*Data in this exercise*.
--
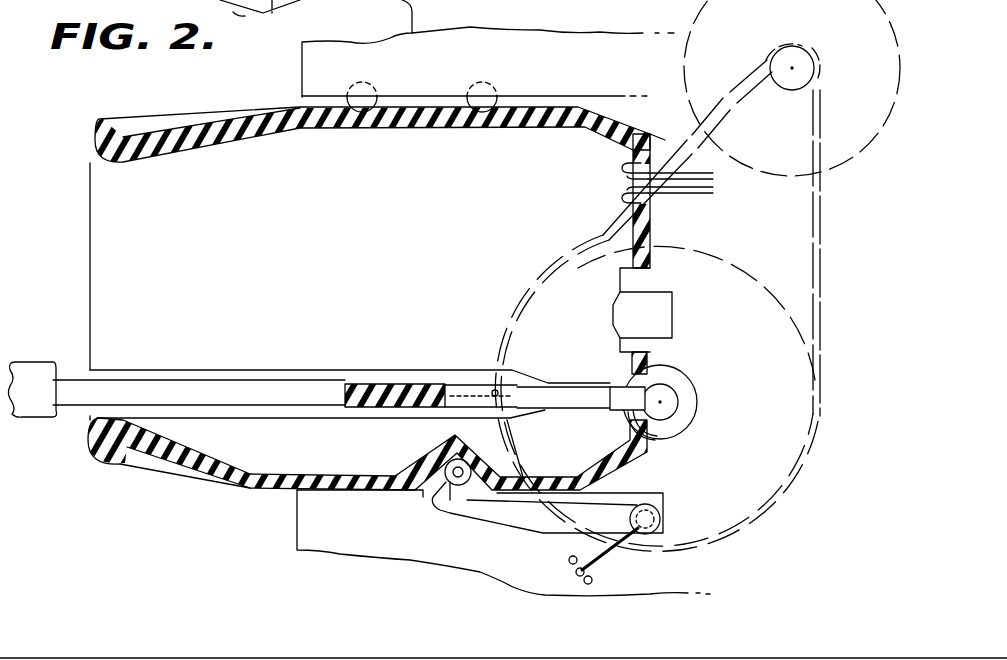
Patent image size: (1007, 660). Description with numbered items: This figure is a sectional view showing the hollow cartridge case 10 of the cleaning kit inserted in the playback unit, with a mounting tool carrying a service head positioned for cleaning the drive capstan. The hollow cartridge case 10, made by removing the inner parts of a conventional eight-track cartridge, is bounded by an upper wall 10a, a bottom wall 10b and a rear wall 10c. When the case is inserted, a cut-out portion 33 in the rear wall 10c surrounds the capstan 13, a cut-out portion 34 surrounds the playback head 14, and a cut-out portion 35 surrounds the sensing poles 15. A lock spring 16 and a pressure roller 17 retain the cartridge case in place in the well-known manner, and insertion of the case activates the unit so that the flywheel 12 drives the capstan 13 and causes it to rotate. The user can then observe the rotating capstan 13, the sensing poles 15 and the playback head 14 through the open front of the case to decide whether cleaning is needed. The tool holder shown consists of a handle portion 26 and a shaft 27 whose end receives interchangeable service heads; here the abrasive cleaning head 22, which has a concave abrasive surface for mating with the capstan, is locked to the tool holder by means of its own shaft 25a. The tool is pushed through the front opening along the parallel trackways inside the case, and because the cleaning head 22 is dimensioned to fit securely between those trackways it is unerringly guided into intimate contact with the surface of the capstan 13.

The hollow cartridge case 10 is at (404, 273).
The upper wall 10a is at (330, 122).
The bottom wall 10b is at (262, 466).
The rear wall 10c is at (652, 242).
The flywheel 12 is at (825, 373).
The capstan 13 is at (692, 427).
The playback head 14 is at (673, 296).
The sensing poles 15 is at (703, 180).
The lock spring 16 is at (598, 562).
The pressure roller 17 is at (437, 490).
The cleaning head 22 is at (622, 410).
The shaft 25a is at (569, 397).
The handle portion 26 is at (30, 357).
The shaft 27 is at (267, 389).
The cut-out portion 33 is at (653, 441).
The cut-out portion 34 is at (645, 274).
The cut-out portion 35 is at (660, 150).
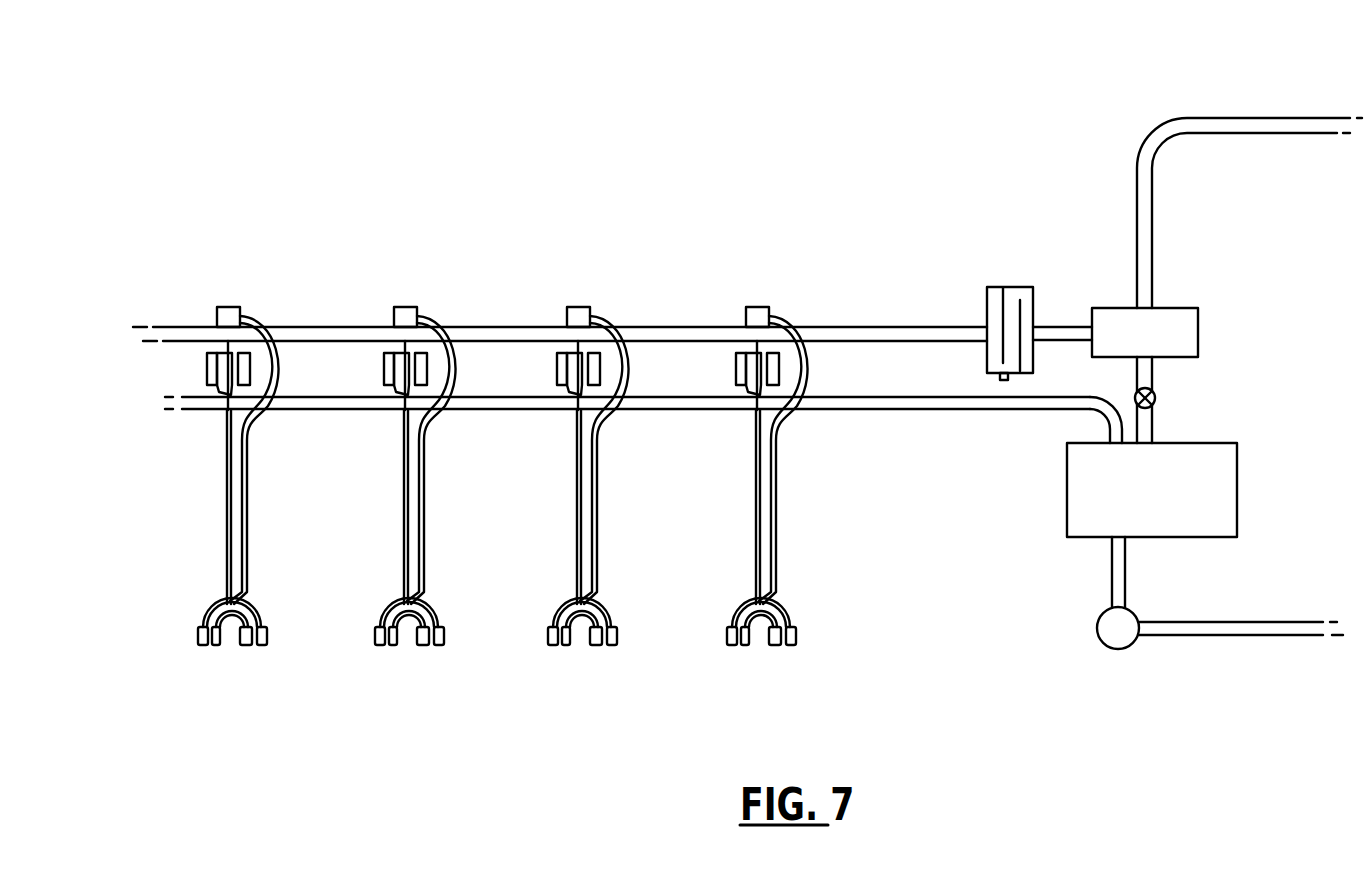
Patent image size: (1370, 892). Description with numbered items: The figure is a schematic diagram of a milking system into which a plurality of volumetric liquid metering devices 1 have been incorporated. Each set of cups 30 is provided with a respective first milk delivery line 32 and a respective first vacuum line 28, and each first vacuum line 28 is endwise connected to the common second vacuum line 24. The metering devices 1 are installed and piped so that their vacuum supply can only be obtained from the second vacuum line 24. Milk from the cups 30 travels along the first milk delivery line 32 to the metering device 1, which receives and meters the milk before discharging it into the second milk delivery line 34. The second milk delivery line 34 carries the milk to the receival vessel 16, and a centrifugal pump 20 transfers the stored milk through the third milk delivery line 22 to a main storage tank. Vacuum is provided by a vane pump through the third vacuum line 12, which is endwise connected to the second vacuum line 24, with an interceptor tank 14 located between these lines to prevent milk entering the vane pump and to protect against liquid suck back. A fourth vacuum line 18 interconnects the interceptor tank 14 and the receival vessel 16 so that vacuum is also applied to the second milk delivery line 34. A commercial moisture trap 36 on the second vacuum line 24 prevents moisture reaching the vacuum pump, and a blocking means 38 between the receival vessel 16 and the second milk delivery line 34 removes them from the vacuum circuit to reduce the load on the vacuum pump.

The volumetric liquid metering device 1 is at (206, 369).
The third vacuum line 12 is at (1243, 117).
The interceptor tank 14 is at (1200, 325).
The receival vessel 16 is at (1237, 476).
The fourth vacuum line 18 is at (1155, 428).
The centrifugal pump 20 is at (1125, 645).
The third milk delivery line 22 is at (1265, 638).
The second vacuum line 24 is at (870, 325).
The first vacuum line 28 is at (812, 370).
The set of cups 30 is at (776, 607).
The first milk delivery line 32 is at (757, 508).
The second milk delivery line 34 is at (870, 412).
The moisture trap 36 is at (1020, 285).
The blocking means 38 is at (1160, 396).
--
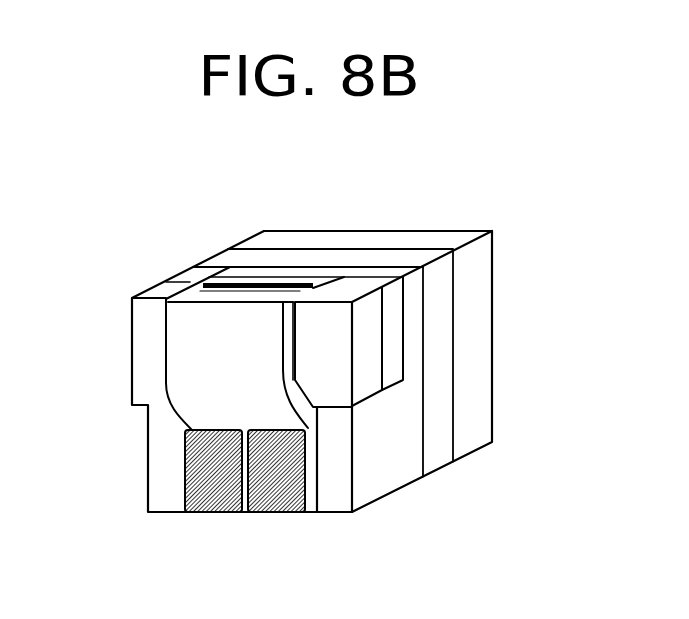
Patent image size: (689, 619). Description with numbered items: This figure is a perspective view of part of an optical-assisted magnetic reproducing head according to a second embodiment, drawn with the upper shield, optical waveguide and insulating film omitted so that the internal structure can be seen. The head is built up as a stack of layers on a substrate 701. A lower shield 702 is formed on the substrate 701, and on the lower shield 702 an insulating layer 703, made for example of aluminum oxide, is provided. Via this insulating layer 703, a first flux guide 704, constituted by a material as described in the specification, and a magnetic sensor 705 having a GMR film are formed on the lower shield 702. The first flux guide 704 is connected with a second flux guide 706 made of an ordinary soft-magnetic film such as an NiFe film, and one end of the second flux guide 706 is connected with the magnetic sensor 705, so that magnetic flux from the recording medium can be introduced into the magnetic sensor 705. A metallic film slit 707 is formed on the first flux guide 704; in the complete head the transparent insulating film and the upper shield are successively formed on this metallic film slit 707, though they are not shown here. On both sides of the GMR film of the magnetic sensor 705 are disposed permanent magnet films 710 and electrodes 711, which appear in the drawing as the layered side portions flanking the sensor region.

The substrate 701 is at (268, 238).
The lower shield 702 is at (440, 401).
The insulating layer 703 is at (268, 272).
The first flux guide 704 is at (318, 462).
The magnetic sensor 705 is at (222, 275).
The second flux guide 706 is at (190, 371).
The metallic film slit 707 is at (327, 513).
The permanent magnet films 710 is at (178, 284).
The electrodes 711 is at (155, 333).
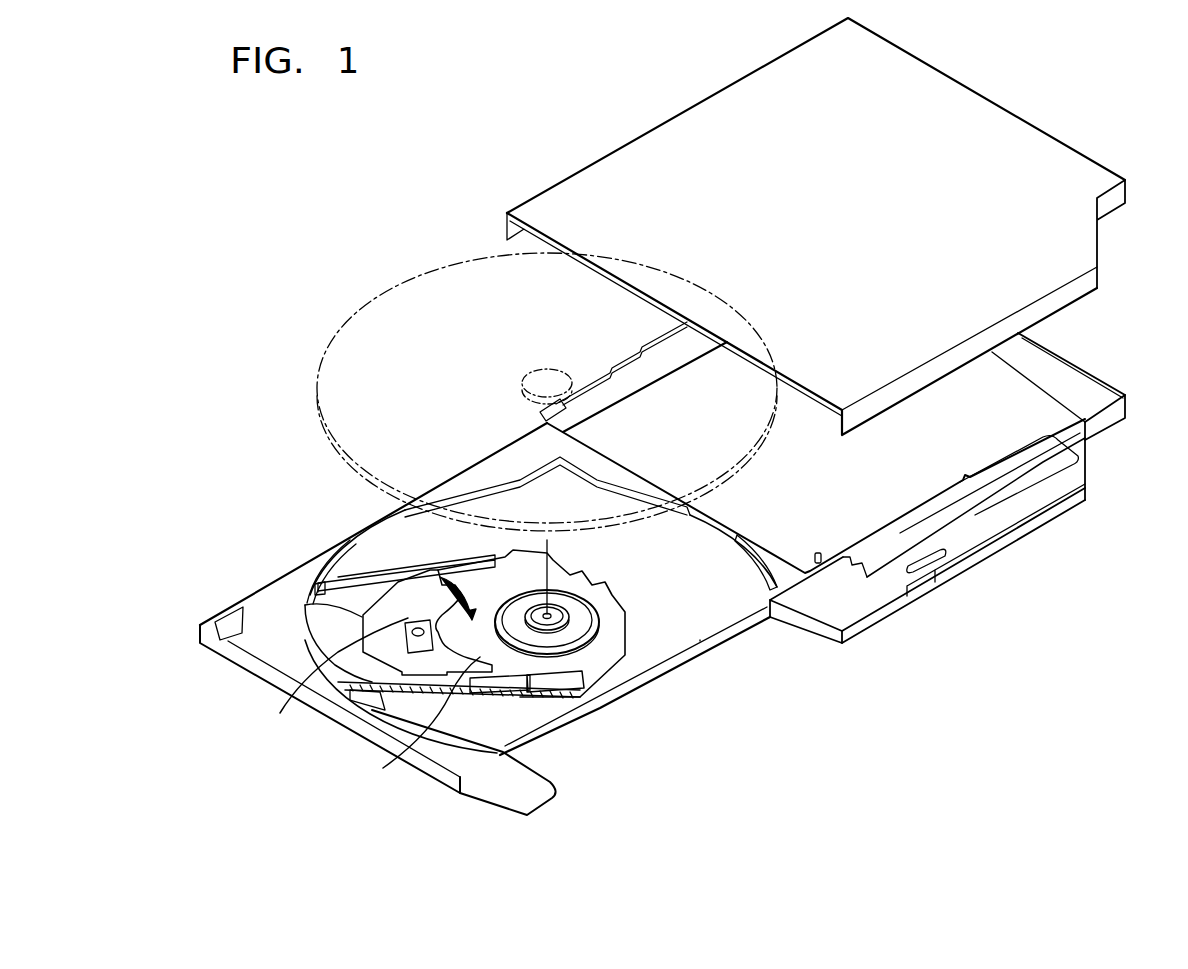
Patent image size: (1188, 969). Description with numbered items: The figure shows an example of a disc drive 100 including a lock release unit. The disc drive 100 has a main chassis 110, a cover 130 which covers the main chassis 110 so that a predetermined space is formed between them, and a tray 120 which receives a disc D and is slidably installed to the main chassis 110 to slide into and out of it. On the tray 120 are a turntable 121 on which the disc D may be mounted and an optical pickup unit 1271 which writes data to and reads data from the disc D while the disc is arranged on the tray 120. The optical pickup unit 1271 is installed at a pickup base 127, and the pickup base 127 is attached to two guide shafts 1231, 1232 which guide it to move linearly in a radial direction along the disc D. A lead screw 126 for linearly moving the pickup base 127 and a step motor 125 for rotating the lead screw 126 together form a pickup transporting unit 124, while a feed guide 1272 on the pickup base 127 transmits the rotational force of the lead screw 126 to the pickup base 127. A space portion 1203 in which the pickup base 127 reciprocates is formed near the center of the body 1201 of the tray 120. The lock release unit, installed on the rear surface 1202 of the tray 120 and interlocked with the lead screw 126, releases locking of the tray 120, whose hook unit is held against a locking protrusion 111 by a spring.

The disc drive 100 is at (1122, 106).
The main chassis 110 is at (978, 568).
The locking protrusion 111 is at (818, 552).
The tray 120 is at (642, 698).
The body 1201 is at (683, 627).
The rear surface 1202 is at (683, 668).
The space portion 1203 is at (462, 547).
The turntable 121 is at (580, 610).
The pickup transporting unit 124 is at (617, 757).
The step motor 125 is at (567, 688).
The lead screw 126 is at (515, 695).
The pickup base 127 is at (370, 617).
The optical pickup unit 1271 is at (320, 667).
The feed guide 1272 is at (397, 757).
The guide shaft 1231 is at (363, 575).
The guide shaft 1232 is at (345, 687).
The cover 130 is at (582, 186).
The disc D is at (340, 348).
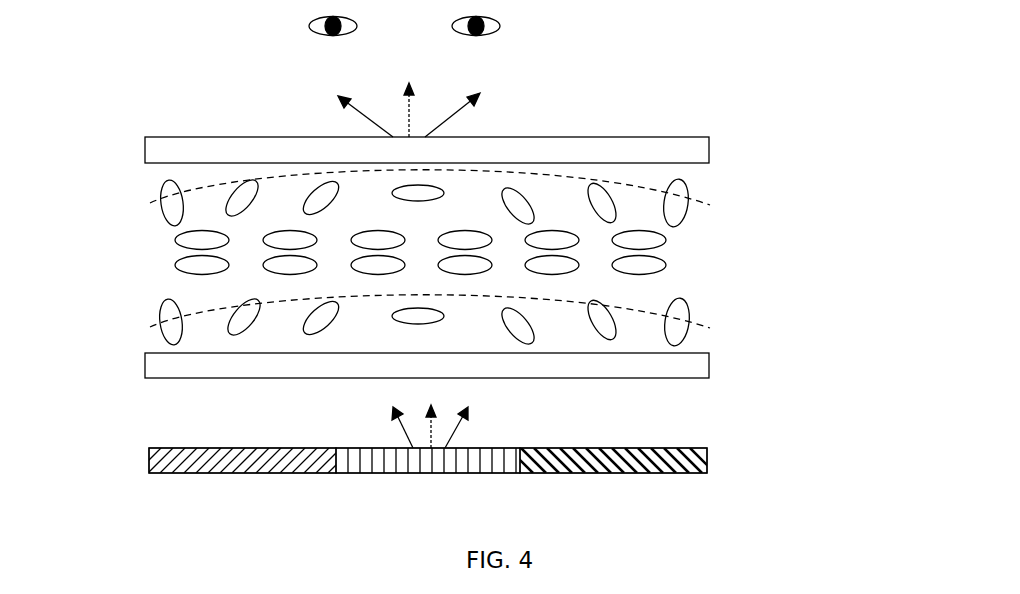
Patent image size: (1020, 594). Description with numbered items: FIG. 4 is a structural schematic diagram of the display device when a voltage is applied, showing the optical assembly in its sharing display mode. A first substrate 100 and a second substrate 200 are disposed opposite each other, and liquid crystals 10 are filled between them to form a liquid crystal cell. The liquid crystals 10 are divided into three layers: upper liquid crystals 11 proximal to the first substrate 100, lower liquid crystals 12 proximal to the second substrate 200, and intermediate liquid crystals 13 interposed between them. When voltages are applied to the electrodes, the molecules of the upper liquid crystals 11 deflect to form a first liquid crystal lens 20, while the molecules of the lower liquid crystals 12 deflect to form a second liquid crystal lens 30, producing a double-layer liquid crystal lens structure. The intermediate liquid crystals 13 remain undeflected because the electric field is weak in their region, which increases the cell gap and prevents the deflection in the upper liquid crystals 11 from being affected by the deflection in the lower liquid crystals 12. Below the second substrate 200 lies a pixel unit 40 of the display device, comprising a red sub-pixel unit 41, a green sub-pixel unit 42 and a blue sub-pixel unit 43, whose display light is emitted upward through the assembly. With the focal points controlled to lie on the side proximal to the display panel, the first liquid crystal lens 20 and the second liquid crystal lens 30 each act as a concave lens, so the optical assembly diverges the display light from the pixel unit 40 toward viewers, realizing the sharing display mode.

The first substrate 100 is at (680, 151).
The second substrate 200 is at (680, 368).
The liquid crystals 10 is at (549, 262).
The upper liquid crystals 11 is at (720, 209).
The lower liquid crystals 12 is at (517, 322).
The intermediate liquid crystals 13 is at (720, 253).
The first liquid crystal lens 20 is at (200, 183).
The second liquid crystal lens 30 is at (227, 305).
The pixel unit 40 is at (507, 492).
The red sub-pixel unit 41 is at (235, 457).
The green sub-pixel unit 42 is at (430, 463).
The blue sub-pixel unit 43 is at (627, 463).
--
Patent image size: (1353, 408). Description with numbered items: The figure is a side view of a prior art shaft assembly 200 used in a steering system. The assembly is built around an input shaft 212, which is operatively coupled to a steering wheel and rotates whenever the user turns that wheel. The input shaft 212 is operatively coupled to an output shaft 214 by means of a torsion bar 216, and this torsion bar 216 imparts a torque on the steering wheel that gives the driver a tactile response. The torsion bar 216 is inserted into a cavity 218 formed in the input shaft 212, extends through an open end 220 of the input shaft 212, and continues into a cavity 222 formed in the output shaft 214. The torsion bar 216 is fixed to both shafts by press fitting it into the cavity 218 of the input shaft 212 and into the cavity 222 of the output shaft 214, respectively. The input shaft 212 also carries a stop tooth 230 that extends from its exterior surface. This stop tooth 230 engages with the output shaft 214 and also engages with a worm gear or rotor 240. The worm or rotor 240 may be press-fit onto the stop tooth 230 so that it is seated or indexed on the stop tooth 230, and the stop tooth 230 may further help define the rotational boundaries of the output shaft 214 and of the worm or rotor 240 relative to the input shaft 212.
--
*Directions*. Please edit the records starting at the line that contains "Patent image size: (689, 619)." and ending at the line that contains "The electrodes 711 is at (155, 333).". Return only those lines, with "perspective view" changed to "side view" and nothing else altered.

*Written response*.
Patent image size: (689, 619). Description with numbered items: This figure is a side view of part of an optical-assisted magnetic reproducing head according to a second embodiment, drawn with the upper shield, optical waveguide and insulating film omitted so that the internal structure can be seen. The head is built up as a stack of layers on a substrate 701. A lower shield 702 is formed on the substrate 701, and on the lower shield 702 an insulating layer 703, made for example of aluminum oxide, is provided. Via this insulating layer 703, a first flux guide 704, constituted by a material as described in the specification, and a magnetic sensor 705 having a GMR film are formed on the lower shield 702. The first flux guide 704 is connected with a second flux guide 706 made of an ordinary soft-magnetic film such as an NiFe film, and one end of the second flux guide 706 is connected with the magnetic sensor 705, so that magnetic flux from the recording medium can be introduced into the magnetic sensor 705. A metallic film slit 707 is formed on the first flux guide 704; in the complete head the transparent insulating film and the upper shield are successively formed on this metallic film slit 707, though they are not shown here. On both sides of the GMR film of the magnetic sensor 705 are disposed permanent magnet films 710 and electrodes 711, which appear in the drawing as the layered side portions flanking the sensor region.

The substrate 701 is at (268, 238).
The lower shield 702 is at (440, 401).
The insulating layer 703 is at (268, 272).
The first flux guide 704 is at (318, 462).
The magnetic sensor 705 is at (222, 275).
The second flux guide 706 is at (190, 371).
The metallic film slit 707 is at (327, 513).
The permanent magnet films 710 is at (178, 284).
The electrodes 711 is at (155, 333).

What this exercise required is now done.